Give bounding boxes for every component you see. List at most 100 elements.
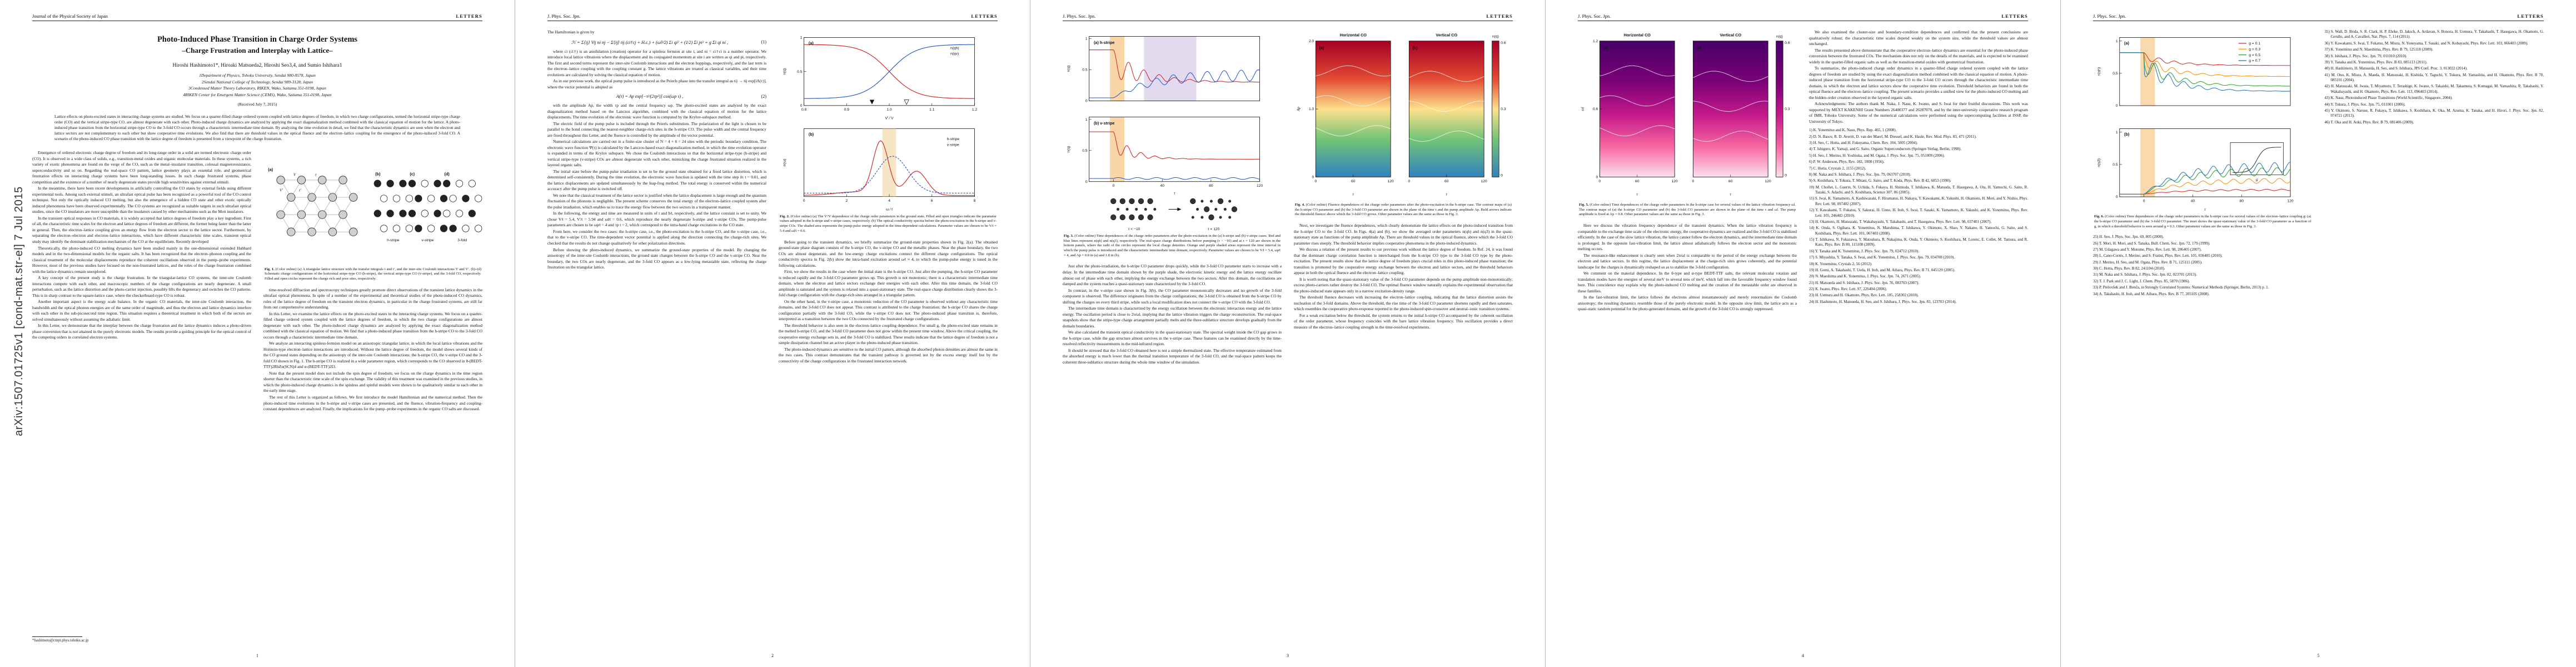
abstract: Lattice effects on photo-excited states … xyxy=(54,113,460,142)
reference-entry: 6) P. W. Anderson, Phys. Rev. 102, 1008 … xyxy=(1809,160,1885,165)
paragraph-list: with the amplitude Ap, the width τp and … xyxy=(547,103,766,270)
fig6-legend-1: g = 0.1 xyxy=(2249,42,2260,46)
reference-entry: 17) S. Miyashita, Y. Tanaka, S. Iwai, an… xyxy=(1809,255,1955,260)
fig6-legend-4: g = 0.7 xyxy=(2249,59,2260,63)
reference-entry: 38) S. Ishihara, J. Phys. Soc. Jpn. 79, … xyxy=(2324,53,2408,58)
svg-text:0.6: 0.6 xyxy=(1785,41,1790,45)
paragraph-list: Next, we investigate the fluence depende… xyxy=(1294,223,1513,330)
fig1-3fold-label: 3-fold xyxy=(457,238,467,242)
reference-entry: 46) T. Oka and H. Aoki, Phys. Rev. B 79,… xyxy=(2324,120,2414,125)
body-paragraph: The electric field of the pump pulse is … xyxy=(547,121,766,138)
reference-entry: 31) M. Naka and S. Ishihara, J. Phys. So… xyxy=(2093,272,2197,277)
reference-entry: 23) H. Uemura and H. Okamoto, Phys. Rev.… xyxy=(1809,293,1919,298)
fig1-tp-label: t′ xyxy=(299,188,301,193)
svg-text:0: 0 xyxy=(2143,199,2145,203)
fig3-snapshot-1-label: τ < −10 xyxy=(1128,227,1140,231)
body-paragraph: In the meantime, there have been recent … xyxy=(32,186,251,215)
reference-list: 35) S. Wall, D. Brida, S. R. Clark, H. P… xyxy=(2325,29,2544,125)
body-paragraph: Acknowledgments: The authors thank M. Na… xyxy=(1809,101,2028,124)
body-paragraph: Numerical calculations are carried out i… xyxy=(547,139,766,168)
svg-text:1.2: 1.2 xyxy=(972,108,978,112)
svg-text:0.9: 0.9 xyxy=(844,108,850,112)
fig6-panel-b-label: (b) xyxy=(2124,132,2130,137)
svg-text:0: 0 xyxy=(1085,180,1088,184)
figure-3: 0 40 80 120 0 0.5 1 0 0.5 1 (a) h-stripe (b) v-st… xyxy=(1063,29,1282,258)
reference-entry: 39) Y. Tanaka and K. Yonemitsu, Phys. Re… xyxy=(2324,59,2428,64)
figure-5: Horizontal CO Vertical CO 0 60 120 0 60 120 0 0… xyxy=(1578,29,1797,217)
body-paragraph: Here we discuss the vibration frequency … xyxy=(1578,223,1797,252)
reference-entry: 43) K. Nasu, Photoinduced Phase Transiti… xyxy=(2324,96,2453,101)
affiliation: 1Department of Physics, Tohoku Universit… xyxy=(199,73,316,78)
fig4-colorbar-label: n(q) xyxy=(1492,35,1499,39)
reference-entry: 36) Y. Kawakami, S. Iwai, T. Fukatsu, M.… xyxy=(2324,41,2528,46)
body-paragraph: The results presented above demonstrate … xyxy=(1809,47,2028,64)
svg-text:0: 0 xyxy=(1312,175,1314,179)
svg-text:120: 120 xyxy=(1481,180,1487,183)
body-paragraph: We analyze an interacting spinless-fermi… xyxy=(263,341,482,370)
svg-text:1: 1 xyxy=(1085,37,1088,41)
fig2-legend-1: n(qh) xyxy=(950,46,959,50)
svg-text:0: 0 xyxy=(1785,173,1787,177)
svg-text:0.3: 0.3 xyxy=(1501,107,1506,111)
svg-text:0: 0 xyxy=(2116,195,2118,199)
body-paragraph: time-resolved diffraction and spectrosco… xyxy=(263,287,482,310)
reference-entry: 13) H. Okamoto, H. Matsuzaki, T. Wakabay… xyxy=(1809,219,1992,224)
svg-text:0: 0 xyxy=(1085,99,1088,103)
fig6-yaxis-b: n(q3) xyxy=(2097,158,2101,167)
arxiv-watermark: arXiv:1507.01725v1 [cond-mat.str-el] 7 J… xyxy=(13,186,25,436)
body-paragraph: The resonance-like enhancement is clearl… xyxy=(1578,252,1797,270)
reference-entry: 25) H. Seo, J. Phys. Soc. Jpn. 69, 805 (… xyxy=(2093,235,2164,240)
fig5-xaxis-b: τ xyxy=(1730,192,1731,197)
page-number: 5 xyxy=(2317,653,2320,658)
body-paragraph: The photo-induced dynamics are sensitive… xyxy=(779,346,998,364)
body-paragraph: We comment on the material dependence. I… xyxy=(1578,271,1797,293)
svg-text:0: 0 xyxy=(1692,180,1694,183)
figure-3-image: 0 40 80 120 0 0.5 1 0 0.5 1 (a) h-stripe (b) v-st… xyxy=(1067,36,1263,231)
body-paragraph: In the transient optical responses in CO… xyxy=(32,215,251,244)
reference-entry: 22) K. Iwano, Phys. Rev. Lett. 97, 22640… xyxy=(1809,287,1887,291)
reference-entry: 2) D. N. Basov, R. D. Averitt, D. van de… xyxy=(1809,134,1977,139)
svg-text:0.3: 0.3 xyxy=(1785,107,1790,111)
column-right: 0.8 0.9 1.0 1.1 1.2 0 0.5 1 0 2 4 6 8 (a) (b) V′ ∕ V… xyxy=(779,29,998,365)
reference-entry: 27) M. Udagawa and Y. Motome, Phys. Rev.… xyxy=(2093,247,2202,252)
equation-2-body: A(τ) = Ap exp[−τ²∕(2τp²)] cos(ωp τ) , xyxy=(616,94,684,99)
section-label: LETTERS xyxy=(456,13,482,19)
body-paragraph: Note that the present model does not inc… xyxy=(263,370,482,394)
author-list: Hiroshi Hashimoto1*, Hiroaki Matsueda2, … xyxy=(172,63,342,69)
body-paragraph: In this Letter, we examine the lattice e… xyxy=(263,311,482,340)
svg-text:0: 0 xyxy=(803,199,805,203)
svg-text:1: 1 xyxy=(2116,39,2118,43)
affiliation: 3Condensed Matter Theory Laboratory, RIK… xyxy=(188,86,326,91)
svg-text:0.5: 0.5 xyxy=(2112,163,2118,167)
body-paragraph: We note that the classical treatment of … xyxy=(547,192,766,210)
figure-6: 0 40 80 120 0 0.5 1 0 0.5 1 g = 0.1 g = 0.3 g = 0… xyxy=(2093,29,2313,229)
equation-1: ℋ = Σ⟨ij⟩ Vij ni nj − Σ⟨ij⟩ tij (ci†cj +… xyxy=(547,39,766,45)
body-paragraph: The initial state before the pump-pulse … xyxy=(547,168,766,192)
svg-text:1.0: 1.0 xyxy=(1309,107,1314,111)
title-block: Photo-Induced Phase Transition in Charge… xyxy=(32,34,482,107)
svg-text:40: 40 xyxy=(1160,184,1164,188)
column-right: 35) S. Wall, D. Brida, S. R. Clark, H. P… xyxy=(2325,29,2544,298)
page-header: J. Phys. Soc. Jpn. LETTERS xyxy=(1063,13,1513,21)
body-paragraph: It should be stressed that the 3-fold CO… xyxy=(1063,347,1282,365)
column-right: (a) (b) (c) (d) V t V′ t′ h-stripe v-str… xyxy=(263,150,482,412)
body-paragraph: with the amplitude Ap, the width τp and … xyxy=(547,103,766,120)
svg-text:1.0: 1.0 xyxy=(886,108,892,112)
svg-text:0.6: 0.6 xyxy=(1593,107,1598,111)
body-paragraph: A key concept of the present study is th… xyxy=(32,275,251,298)
page-header: J. Phys. Soc. Jpn. LETTERS xyxy=(1578,13,2028,21)
figure-6-image: 0 40 80 120 0 0.5 1 0 0.5 1 g = 0.1 g = 0.3 g = 0… xyxy=(2097,37,2294,212)
reference-entry: 44) Y. Tokura, J. Phys. Soc. Jpn. 75, 01… xyxy=(2324,102,2406,107)
reference-entry: 18) K. Yonemitsu, Crystals 2, 56 (2012). xyxy=(1809,261,1872,266)
body-paragraph: In contrast, in the v-stripe case shown … xyxy=(1063,287,1282,305)
fig4-xaxis-a: τ xyxy=(1352,192,1354,197)
svg-text:60: 60 xyxy=(1351,180,1356,183)
svg-text:60: 60 xyxy=(1728,180,1733,183)
svg-text:0: 0 xyxy=(1408,180,1410,183)
fig2-legend-4: v-stripe xyxy=(947,143,959,147)
fig1-t-label: t xyxy=(315,173,317,177)
reference-entry: 5) H. Seo, J. Merino, H. Yoshioka, and M… xyxy=(1809,153,1945,158)
figure-3-caption: Fig. 3. (Color online) Time dependences … xyxy=(1064,233,1280,257)
column-left: 0 40 80 120 0 0.5 1 0 0.5 1 (a) h-stripe (b) v-st… xyxy=(1063,29,1282,366)
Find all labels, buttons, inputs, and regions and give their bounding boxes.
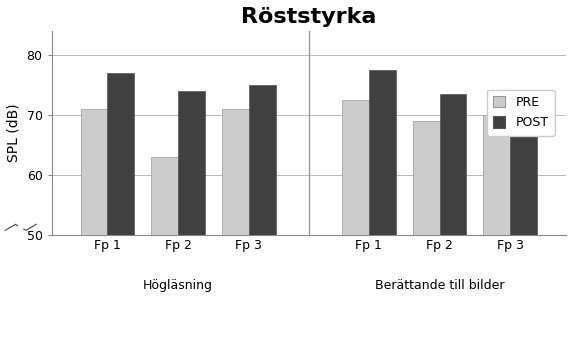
Y-axis label: SPL (dB): SPL (dB): [7, 104, 21, 162]
Bar: [151, 157, 178, 235]
Text: Högläsning: Högläsning: [143, 279, 213, 292]
Bar: [178, 91, 205, 235]
Bar: [107, 73, 134, 235]
Bar: [484, 115, 510, 235]
Bar: [439, 94, 466, 235]
Legend: PRE, POST: PRE, POST: [486, 89, 555, 136]
Bar: [342, 100, 369, 235]
Text: Berättande till bilder: Berättande till bilder: [375, 279, 504, 292]
Bar: [80, 109, 107, 235]
Bar: [222, 109, 249, 235]
Bar: [369, 70, 396, 235]
Title: Röststyrka: Röststyrka: [241, 7, 376, 27]
Bar: [510, 97, 537, 235]
Bar: [413, 121, 439, 235]
Bar: [249, 85, 276, 235]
┄┄┄┄┄┄
- [Die Aufgabe] Überführe bitte die Zeilen von der Zeile mit "abstract: Lattice effects" bis einschließlich der Zeile mit "reference-entry: 17) S." in eine JSON-Liste von Zeichenketten, eine Zeichenkette pro Zeile und ohne Leerzeilen.

- [Schriftliche Antwort]
[
  "abstract: Lattice effects on photo-excited states … xyxy=(54,113,460,142)",
  "reference-entry: 6) P. W. Anderson, Phys. Rev. 102, 1008 … xyxy=(1809,160,1885,165)",
  "paragraph-list: with the amplitude Ap, the width τp and … xyxy=(547,103,766,270)",
  "fig6-legend-1: g = 0.1 xyxy=(2249,42,2260,46)",
  "reference-entry: 17) S. Miyashita, Y. Tanaka, S. Iwai, an… xyxy=(1809,255,1955,260)"
]